• **THE REQUEST**:
Copy every line from the data below in which the string "copyRight" can be found.

**** TASK INPUT

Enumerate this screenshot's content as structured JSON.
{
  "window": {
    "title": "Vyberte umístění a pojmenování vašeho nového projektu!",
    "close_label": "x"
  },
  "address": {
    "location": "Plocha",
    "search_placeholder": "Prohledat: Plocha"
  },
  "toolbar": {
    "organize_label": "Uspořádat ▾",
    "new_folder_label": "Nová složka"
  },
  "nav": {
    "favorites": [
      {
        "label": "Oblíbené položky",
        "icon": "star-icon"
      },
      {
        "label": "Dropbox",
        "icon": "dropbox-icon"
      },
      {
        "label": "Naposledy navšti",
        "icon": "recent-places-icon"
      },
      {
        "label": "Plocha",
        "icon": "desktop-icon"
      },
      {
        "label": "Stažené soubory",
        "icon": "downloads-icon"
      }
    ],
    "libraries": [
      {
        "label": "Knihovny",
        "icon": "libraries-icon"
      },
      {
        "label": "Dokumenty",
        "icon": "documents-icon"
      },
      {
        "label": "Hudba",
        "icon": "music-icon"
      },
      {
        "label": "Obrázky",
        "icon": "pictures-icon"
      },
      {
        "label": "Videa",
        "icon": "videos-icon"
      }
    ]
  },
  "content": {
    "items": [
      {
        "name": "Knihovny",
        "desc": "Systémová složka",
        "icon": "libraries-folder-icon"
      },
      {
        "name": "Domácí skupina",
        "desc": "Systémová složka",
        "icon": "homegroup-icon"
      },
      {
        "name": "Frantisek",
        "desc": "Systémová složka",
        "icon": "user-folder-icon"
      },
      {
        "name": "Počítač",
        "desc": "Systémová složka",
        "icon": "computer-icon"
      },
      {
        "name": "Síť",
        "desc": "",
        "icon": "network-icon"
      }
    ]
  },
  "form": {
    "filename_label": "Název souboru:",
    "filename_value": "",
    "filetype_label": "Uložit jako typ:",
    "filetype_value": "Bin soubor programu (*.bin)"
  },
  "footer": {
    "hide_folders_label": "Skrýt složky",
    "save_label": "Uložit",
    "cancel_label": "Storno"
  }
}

********
**** TASK INPUT

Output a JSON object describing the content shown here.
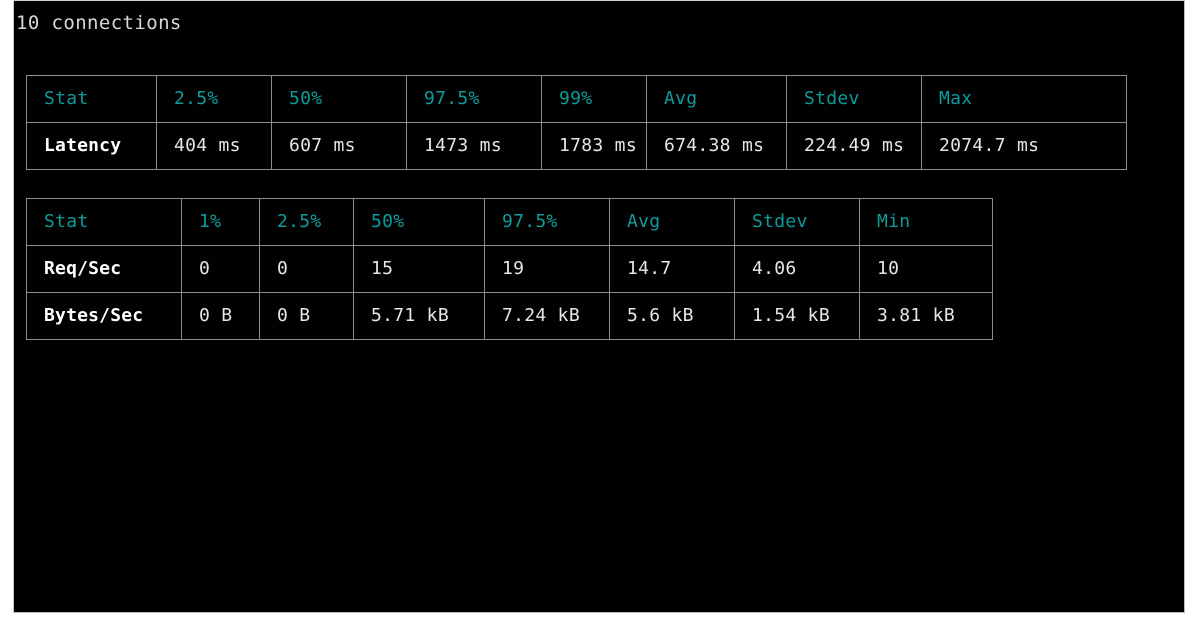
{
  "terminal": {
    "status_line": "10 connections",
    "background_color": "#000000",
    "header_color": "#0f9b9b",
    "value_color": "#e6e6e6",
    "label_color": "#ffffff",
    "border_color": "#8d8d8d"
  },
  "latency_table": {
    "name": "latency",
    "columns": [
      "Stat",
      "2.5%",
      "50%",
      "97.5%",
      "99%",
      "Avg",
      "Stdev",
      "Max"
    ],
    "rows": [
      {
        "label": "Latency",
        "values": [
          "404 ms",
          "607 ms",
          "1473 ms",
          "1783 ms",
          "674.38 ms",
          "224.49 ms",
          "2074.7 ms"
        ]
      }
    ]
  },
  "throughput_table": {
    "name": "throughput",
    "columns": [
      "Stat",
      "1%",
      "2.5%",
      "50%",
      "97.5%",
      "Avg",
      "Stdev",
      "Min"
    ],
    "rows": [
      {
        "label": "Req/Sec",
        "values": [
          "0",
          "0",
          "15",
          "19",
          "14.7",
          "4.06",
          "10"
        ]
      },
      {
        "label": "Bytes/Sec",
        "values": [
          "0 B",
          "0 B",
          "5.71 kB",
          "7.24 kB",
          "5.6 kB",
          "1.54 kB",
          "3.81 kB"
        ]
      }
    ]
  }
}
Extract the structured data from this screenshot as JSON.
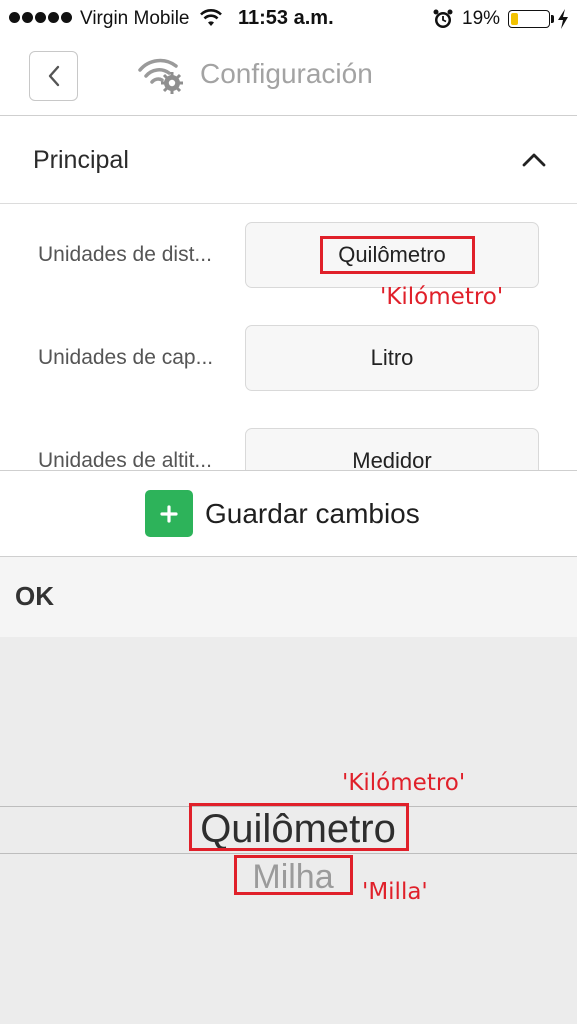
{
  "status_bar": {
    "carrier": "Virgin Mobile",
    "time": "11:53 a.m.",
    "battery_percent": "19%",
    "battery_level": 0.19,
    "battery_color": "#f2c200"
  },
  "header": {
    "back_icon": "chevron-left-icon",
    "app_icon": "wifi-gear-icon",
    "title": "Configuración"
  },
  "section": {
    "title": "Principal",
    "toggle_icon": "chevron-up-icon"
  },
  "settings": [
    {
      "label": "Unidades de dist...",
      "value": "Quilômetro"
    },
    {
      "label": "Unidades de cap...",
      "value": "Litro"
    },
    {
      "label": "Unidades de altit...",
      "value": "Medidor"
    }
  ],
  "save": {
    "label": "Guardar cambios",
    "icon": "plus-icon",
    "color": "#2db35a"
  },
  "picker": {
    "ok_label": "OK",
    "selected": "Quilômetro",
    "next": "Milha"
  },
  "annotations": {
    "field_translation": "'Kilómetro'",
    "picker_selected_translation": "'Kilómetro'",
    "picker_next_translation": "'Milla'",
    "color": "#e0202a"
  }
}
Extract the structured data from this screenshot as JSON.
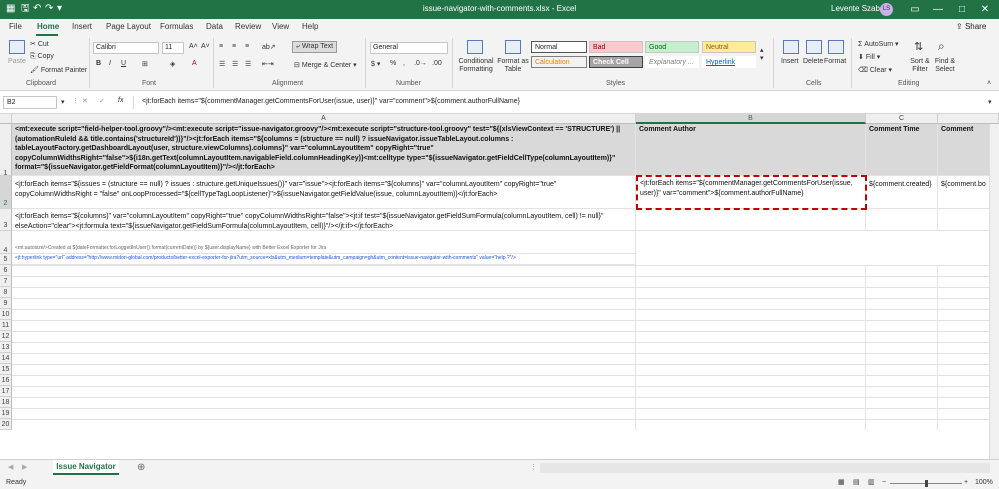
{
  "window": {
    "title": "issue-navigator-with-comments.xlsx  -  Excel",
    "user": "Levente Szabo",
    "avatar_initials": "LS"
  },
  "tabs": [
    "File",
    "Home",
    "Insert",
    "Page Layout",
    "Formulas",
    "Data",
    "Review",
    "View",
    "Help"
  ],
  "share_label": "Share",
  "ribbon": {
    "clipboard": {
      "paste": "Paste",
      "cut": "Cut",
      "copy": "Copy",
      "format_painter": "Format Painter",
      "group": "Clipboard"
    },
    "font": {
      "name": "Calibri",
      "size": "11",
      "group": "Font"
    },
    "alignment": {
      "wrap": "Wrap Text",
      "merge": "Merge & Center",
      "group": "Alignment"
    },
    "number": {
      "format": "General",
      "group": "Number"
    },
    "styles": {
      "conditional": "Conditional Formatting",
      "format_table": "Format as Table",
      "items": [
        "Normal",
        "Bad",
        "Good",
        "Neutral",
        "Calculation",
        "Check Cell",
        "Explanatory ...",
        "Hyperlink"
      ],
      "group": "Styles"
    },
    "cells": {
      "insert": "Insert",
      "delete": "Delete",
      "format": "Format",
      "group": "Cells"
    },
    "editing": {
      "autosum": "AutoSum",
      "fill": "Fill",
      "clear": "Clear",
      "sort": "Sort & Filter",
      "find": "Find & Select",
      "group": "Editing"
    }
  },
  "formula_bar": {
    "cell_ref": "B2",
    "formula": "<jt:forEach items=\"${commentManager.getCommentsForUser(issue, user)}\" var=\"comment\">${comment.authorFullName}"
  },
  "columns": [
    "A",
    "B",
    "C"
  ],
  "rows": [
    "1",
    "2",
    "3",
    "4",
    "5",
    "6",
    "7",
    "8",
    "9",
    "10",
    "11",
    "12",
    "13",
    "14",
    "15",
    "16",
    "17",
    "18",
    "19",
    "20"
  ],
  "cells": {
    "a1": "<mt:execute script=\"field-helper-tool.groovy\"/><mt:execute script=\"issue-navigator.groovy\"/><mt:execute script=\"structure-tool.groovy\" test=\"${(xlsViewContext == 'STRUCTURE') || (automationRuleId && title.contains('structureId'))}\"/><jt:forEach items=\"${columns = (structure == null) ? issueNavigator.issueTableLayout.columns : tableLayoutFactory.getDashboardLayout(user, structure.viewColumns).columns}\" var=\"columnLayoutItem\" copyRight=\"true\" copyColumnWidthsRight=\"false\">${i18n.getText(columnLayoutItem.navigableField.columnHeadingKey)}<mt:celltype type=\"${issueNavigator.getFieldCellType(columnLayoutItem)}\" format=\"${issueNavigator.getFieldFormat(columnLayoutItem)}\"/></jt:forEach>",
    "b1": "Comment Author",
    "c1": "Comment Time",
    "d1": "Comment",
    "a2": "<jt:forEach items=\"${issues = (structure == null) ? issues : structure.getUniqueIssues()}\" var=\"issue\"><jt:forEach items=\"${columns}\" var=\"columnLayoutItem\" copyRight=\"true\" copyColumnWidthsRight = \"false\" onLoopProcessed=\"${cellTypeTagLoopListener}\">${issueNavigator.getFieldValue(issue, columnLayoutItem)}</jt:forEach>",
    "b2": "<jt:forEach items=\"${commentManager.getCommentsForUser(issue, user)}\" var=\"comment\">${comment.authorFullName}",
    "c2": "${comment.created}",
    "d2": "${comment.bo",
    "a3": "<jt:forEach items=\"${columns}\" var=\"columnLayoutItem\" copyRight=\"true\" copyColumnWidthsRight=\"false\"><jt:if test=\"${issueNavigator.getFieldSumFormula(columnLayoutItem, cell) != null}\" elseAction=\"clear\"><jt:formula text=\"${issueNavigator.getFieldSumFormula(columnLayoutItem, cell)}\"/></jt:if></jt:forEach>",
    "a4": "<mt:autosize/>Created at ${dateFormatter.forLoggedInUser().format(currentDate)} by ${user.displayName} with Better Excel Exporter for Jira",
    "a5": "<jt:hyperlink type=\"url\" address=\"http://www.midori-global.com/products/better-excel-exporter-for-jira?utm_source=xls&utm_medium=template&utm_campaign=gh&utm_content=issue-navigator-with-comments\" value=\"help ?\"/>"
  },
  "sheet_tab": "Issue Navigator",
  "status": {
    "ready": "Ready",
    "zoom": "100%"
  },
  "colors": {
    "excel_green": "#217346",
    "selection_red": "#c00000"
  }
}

********

• **OUTPUT FOR THIS TASK**:
    "a1": "<mt:execute script=\"field-helper-tool.groovy\"/><mt:execute script=\"issue-navigator.groovy\"/><mt:execute script=\"structure-tool.groovy\" test=\"${(xlsViewContext == 'STRUCTURE') || (automationRuleId && title.contains('structureId'))}\"/><jt:forEach items=\"${columns = (structure == null) ? issueNavigator.issueTableLayout.columns : tableLayoutFactory.getDashboardLayout(user, structure.viewColumns).columns}\" var=\"columnLayoutItem\" copyRight=\"true\" copyColumnWidthsRight=\"false\">${i18n.getText(columnLayoutItem.navigableField.columnHeadingKey)}<mt:celltype type=\"${issueNavigator.getFieldCellType(columnLayoutItem)}\" format=\"${issueNavigator.getFieldFormat(columnLayoutItem)}\"/></jt:forEach>",
    "a2": "<jt:forEach items=\"${issues = (structure == null) ? issues : structure.getUniqueIssues()}\" var=\"issue\"><jt:forEach items=\"${columns}\" var=\"columnLayoutItem\" copyRight=\"true\" copyColumnWidthsRight = \"false\" onLoopProcessed=\"${cellTypeTagLoopListener}\">${issueNavigator.getFieldValue(issue, columnLayoutItem)}</jt:forEach>",
    "a3": "<jt:forEach items=\"${columns}\" var=\"columnLayoutItem\" copyRight=\"true\" copyColumnWidthsRight=\"false\"><jt:if test=\"${issueNavigator.getFieldSumFormula(columnLayoutItem, cell) != null}\" elseAction=\"clear\"><jt:formula text=\"${issueNavigator.getFieldSumFormula(columnLayoutItem, cell)}\"/></jt:if></jt:forEach>",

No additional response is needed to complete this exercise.